THE EXERCISE:
Starting at the first line of the rows below and ending at the line that contains "shader-col-name: Name — [374, 437, 881, 453]", recast those lines as a JSON list of strings, one string per line, with blank lines left out.

AVAILABLE RECORDS:
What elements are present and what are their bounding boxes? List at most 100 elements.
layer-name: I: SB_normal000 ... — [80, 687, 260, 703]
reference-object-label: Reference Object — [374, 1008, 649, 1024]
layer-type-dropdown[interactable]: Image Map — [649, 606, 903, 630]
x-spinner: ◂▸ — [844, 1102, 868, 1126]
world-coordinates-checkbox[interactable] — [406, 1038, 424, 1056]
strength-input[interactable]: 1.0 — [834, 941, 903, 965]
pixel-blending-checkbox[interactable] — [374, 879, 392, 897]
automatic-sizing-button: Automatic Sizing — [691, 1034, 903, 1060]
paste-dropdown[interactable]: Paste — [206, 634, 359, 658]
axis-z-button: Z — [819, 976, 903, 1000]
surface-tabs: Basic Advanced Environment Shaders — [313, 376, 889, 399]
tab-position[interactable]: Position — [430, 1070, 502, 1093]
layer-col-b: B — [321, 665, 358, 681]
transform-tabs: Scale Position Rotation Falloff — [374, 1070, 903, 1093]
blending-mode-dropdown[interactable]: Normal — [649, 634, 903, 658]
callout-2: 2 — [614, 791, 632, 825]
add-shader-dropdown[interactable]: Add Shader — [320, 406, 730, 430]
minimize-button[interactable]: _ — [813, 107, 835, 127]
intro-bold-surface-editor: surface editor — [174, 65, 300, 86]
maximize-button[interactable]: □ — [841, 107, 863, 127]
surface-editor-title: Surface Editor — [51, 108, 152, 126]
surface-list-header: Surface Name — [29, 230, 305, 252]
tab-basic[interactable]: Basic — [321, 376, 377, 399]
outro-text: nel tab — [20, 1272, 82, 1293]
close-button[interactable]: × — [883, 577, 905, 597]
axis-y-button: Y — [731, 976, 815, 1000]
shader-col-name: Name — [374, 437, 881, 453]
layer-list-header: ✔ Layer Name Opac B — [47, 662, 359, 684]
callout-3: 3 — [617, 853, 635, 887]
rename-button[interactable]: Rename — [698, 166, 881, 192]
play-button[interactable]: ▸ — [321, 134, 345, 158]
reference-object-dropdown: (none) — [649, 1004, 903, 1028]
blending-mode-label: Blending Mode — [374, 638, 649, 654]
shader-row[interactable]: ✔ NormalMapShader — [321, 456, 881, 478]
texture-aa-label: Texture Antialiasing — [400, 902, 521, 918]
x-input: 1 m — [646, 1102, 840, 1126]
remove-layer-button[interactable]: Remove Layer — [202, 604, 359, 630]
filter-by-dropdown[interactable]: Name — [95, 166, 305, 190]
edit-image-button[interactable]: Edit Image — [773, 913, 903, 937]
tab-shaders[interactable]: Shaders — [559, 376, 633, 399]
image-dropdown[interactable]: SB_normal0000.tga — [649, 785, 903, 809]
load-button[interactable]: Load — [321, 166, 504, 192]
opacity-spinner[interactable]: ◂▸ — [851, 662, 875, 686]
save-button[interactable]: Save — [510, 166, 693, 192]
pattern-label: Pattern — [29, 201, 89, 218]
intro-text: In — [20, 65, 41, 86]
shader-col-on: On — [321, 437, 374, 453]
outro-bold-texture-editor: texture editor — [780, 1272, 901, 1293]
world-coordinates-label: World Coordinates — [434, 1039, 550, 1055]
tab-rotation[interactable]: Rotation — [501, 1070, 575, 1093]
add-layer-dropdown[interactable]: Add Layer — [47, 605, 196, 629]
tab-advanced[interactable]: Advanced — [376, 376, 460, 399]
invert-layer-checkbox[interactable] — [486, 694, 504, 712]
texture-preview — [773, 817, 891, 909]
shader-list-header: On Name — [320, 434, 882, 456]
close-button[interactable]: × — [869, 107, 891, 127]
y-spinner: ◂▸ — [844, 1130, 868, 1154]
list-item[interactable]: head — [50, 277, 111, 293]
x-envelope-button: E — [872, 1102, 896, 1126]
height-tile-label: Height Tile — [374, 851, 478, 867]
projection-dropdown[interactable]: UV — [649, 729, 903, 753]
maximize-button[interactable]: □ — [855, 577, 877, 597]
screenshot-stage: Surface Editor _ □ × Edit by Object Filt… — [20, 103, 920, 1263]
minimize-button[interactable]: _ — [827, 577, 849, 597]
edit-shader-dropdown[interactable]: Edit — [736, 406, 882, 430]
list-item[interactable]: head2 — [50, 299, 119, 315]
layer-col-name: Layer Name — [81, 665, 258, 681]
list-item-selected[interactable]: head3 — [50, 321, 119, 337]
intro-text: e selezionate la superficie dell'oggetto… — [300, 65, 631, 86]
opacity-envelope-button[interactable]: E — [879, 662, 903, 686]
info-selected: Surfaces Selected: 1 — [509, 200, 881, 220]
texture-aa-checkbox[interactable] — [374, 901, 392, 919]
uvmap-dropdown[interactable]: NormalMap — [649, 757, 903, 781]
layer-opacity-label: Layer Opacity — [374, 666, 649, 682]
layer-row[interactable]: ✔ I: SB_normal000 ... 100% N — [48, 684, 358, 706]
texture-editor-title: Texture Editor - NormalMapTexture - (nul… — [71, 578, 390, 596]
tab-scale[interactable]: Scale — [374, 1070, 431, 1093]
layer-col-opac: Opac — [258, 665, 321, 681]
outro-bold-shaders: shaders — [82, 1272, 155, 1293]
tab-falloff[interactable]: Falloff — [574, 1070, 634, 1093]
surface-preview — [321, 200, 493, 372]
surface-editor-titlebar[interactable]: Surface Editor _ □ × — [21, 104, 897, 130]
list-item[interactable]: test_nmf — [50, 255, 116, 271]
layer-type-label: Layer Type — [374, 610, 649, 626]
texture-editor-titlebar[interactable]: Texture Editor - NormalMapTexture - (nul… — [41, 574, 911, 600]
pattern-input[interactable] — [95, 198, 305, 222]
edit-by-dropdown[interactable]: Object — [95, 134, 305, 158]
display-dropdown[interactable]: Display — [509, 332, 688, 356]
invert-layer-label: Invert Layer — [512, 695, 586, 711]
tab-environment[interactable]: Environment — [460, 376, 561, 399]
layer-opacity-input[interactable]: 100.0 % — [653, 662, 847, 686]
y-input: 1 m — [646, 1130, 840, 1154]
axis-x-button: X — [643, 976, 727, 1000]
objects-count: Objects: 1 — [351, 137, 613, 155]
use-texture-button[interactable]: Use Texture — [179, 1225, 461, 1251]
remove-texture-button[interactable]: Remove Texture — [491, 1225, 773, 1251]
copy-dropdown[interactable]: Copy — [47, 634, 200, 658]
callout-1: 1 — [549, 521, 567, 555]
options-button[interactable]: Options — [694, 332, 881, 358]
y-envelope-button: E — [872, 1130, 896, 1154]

PROBLEM SOLUTION:
[
  "What elements are present and what are their bounding boxes? List at most 100 elements.",
  "layer-name: I: SB_normal000 ... — [80, 687, 260, 703]",
  "reference-object-label: Reference Object — [374, 1008, 649, 1024]",
  "layer-type-dropdown[interactable]: Image Map — [649, 606, 903, 630]",
  "x-spinner: ◂▸ — [844, 1102, 868, 1126]",
  "world-coordinates-checkbox[interactable] — [406, 1038, 424, 1056]",
  "strength-input[interactable]: 1.0 — [834, 941, 903, 965]",
  "pixel-blending-checkbox[interactable] — [374, 879, 392, 897]",
  "automatic-sizing-button: Automatic Sizing — [691, 1034, 903, 1060]",
  "paste-dropdown[interactable]: Paste — [206, 634, 359, 658]",
  "axis-z-button: Z — [819, 976, 903, 1000]",
  "surface-tabs: Basic Advanced Environment Shaders — [313, 376, 889, 399]",
  "tab-position[interactable]: Position — [430, 1070, 502, 1093]",
  "layer-col-b: B — [321, 665, 358, 681]",
  "transform-tabs: Scale Position Rotation Falloff — [374, 1070, 903, 1093]",
  "blending-mode-dropdown[interactable]: Normal — [649, 634, 903, 658]",
  "callout-2: 2 — [614, 791, 632, 825]",
  "add-shader-dropdown[interactable]: Add Shader — [320, 406, 730, 430]",
  "minimize-button[interactable]: _ — [813, 107, 835, 127]",
  "intro-bold-surface-editor: surface editor — [174, 65, 300, 86]",
  "maximize-button[interactable]: □ — [841, 107, 863, 127]",
  "surface-editor-title: Surface Editor — [51, 108, 152, 126]",
  "surface-list-header: Surface Name — [29, 230, 305, 252]",
  "tab-basic[interactable]: Basic — [321, 376, 377, 399]",
  "outro-text: nel tab — [20, 1272, 82, 1293]",
  "close-button[interactable]: × — [883, 577, 905, 597]",
  "axis-y-button: Y — [731, 976, 815, 1000]",
  "shader-col-name: Name — [374, 437, 881, 453]"
]